■ Dataset records ■
————
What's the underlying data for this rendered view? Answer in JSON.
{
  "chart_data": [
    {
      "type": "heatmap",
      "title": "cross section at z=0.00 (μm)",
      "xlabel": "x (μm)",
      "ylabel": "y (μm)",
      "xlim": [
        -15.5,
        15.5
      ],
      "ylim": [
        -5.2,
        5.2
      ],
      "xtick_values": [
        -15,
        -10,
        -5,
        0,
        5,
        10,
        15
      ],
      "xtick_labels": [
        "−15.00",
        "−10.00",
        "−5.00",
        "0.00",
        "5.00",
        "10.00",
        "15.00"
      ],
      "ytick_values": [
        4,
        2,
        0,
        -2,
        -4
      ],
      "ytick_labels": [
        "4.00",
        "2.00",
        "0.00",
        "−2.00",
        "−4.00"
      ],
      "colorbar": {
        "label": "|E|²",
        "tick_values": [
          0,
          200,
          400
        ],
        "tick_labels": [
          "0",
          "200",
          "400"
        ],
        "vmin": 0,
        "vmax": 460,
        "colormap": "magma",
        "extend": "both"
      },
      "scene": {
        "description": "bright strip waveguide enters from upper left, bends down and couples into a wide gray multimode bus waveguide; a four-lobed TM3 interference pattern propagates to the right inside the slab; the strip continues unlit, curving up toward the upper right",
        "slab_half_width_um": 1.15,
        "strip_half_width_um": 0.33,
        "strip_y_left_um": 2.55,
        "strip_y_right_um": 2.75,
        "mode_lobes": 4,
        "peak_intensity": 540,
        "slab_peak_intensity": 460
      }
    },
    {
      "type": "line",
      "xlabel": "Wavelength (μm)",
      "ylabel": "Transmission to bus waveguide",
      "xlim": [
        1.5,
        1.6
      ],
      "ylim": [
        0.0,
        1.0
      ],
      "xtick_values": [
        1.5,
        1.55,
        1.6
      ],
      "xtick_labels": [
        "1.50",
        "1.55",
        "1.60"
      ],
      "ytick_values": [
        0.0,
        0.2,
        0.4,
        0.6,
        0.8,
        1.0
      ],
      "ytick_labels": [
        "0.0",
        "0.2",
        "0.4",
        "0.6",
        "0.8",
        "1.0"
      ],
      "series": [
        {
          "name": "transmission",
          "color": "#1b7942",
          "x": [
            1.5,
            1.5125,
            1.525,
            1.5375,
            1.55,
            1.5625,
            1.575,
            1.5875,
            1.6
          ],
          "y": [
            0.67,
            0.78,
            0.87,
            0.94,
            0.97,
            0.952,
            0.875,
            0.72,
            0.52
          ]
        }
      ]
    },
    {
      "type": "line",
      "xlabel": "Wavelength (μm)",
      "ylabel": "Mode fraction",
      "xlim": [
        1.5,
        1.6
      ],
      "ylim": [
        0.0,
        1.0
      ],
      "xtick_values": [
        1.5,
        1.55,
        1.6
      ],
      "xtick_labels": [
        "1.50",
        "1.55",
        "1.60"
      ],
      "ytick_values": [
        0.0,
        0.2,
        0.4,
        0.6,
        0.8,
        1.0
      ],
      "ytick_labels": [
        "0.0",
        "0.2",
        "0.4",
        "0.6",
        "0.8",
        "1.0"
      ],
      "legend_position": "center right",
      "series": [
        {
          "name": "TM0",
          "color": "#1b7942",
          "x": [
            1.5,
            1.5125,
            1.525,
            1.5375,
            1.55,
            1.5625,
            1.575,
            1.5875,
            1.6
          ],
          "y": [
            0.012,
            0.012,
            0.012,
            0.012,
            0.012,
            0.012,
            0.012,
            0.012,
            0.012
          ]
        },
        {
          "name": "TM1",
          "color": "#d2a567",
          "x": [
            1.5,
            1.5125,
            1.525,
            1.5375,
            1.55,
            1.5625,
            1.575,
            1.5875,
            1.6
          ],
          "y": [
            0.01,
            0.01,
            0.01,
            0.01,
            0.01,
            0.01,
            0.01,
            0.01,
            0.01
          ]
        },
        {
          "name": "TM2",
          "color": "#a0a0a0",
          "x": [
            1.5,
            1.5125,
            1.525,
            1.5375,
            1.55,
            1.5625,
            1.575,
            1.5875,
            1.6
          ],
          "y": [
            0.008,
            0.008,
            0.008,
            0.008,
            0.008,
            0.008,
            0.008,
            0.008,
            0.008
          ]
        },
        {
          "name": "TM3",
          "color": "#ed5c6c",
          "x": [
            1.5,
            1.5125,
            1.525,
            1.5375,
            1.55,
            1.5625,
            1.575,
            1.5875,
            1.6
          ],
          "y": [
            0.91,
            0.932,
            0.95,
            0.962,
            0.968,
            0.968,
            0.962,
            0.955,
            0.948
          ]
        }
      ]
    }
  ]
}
————
Retype all of the data shown above, word for word.

■ Written answer ■
What's the underlying data for this rendered view? Answer in JSON.
{
  "chart_data": [
    {
      "type": "heatmap",
      "title": "cross section at z=0.00 (μm)",
      "xlabel": "x (μm)",
      "ylabel": "y (μm)",
      "xlim": [
        -15.5,
        15.5
      ],
      "ylim": [
        -5.2,
        5.2
      ],
      "xtick_values": [
        -15,
        -10,
        -5,
        0,
        5,
        10,
        15
      ],
      "xtick_labels": [
        "−15.00",
        "−10.00",
        "−5.00",
        "0.00",
        "5.00",
        "10.00",
        "15.00"
      ],
      "ytick_values": [
        4,
        2,
        0,
        -2,
        -4
      ],
      "ytick_labels": [
        "4.00",
        "2.00",
        "0.00",
        "−2.00",
        "−4.00"
      ],
      "colorbar": {
        "label": "|E|²",
        "tick_values": [
          0,
          200,
          400
        ],
        "tick_labels": [
          "0",
          "200",
          "400"
        ],
        "vmin": 0,
        "vmax": 460,
        "colormap": "magma",
        "extend": "both"
      },
      "scene": {
        "description": "bright strip waveguide enters from upper left, bends down and couples into a wide gray multimode bus waveguide; a four-lobed TM3 interference pattern propagates to the right inside the slab; the strip continues unlit, curving up toward the upper right",
        "slab_half_width_um": 1.15,
        "strip_half_width_um": 0.33,
        "strip_y_left_um": 2.55,
        "strip_y_right_um": 2.75,
        "mode_lobes": 4,
        "peak_intensity": 540,
        "slab_peak_intensity": 460
      }
    },
    {
      "type": "line",
      "xlabel": "Wavelength (μm)",
      "ylabel": "Transmission to bus waveguide",
      "xlim": [
        1.5,
        1.6
      ],
      "ylim": [
        0.0,
        1.0
      ],
      "xtick_values": [
        1.5,
        1.55,
        1.6
      ],
      "xtick_labels": [
        "1.50",
        "1.55",
        "1.60"
      ],
      "ytick_values": [
        0.0,
        0.2,
        0.4,
        0.6,
        0.8,
        1.0
      ],
      "ytick_labels": [
        "0.0",
        "0.2",
        "0.4",
        "0.6",
        "0.8",
        "1.0"
      ],
      "series": [
        {
          "name": "transmission",
          "color": "#1b7942",
          "x": [
            1.5,
            1.5125,
            1.525,
            1.5375,
            1.55,
            1.5625,
            1.575,
            1.5875,
            1.6
          ],
          "y": [
            0.67,
            0.78,
            0.87,
            0.94,
            0.97,
            0.952,
            0.875,
            0.72,
            0.52
          ]
        }
      ]
    },
    {
      "type": "line",
      "xlabel": "Wavelength (μm)",
      "ylabel": "Mode fraction",
      "xlim": [
        1.5,
        1.6
      ],
      "ylim": [
        0.0,
        1.0
      ],
      "xtick_values": [
        1.5,
        1.55,
        1.6
      ],
      "xtick_labels": [
        "1.50",
        "1.55",
        "1.60"
      ],
      "ytick_values": [
        0.0,
        0.2,
        0.4,
        0.6,
        0.8,
        1.0
      ],
      "ytick_labels": [
        "0.0",
        "0.2",
        "0.4",
        "0.6",
        "0.8",
        "1.0"
      ],
      "legend_position": "center right",
      "series": [
        {
          "name": "TM0",
          "color": "#1b7942",
          "x": [
            1.5,
            1.5125,
            1.525,
            1.5375,
            1.55,
            1.5625,
            1.575,
            1.5875,
            1.6
          ],
          "y": [
            0.012,
            0.012,
            0.012,
            0.012,
            0.012,
            0.012,
            0.012,
            0.012,
            0.012
          ]
        },
        {
          "name": "TM1",
          "color": "#d2a567",
          "x": [
            1.5,
            1.5125,
            1.525,
            1.5375,
            1.55,
            1.5625,
            1.575,
            1.5875,
            1.6
          ],
          "y": [
            0.01,
            0.01,
            0.01,
            0.01,
            0.01,
            0.01,
            0.01,
            0.01,
            0.01
          ]
        },
        {
          "name": "TM2",
          "color": "#a0a0a0",
          "x": [
            1.5,
            1.5125,
            1.525,
            1.5375,
            1.55,
            1.5625,
            1.575,
            1.5875,
            1.6
          ],
          "y": [
            0.008,
            0.008,
            0.008,
            0.008,
            0.008,
            0.008,
            0.008,
            0.008,
            0.008
          ]
        },
        {
          "name": "TM3",
          "color": "#ed5c6c",
          "x": [
            1.5,
            1.5125,
            1.525,
            1.5375,
            1.55,
            1.5625,
            1.575,
            1.5875,
            1.6
          ],
          "y": [
            0.91,
            0.932,
            0.95,
            0.962,
            0.968,
            0.968,
            0.962,
            0.955,
            0.948
          ]
        }
      ]
    }
  ]
}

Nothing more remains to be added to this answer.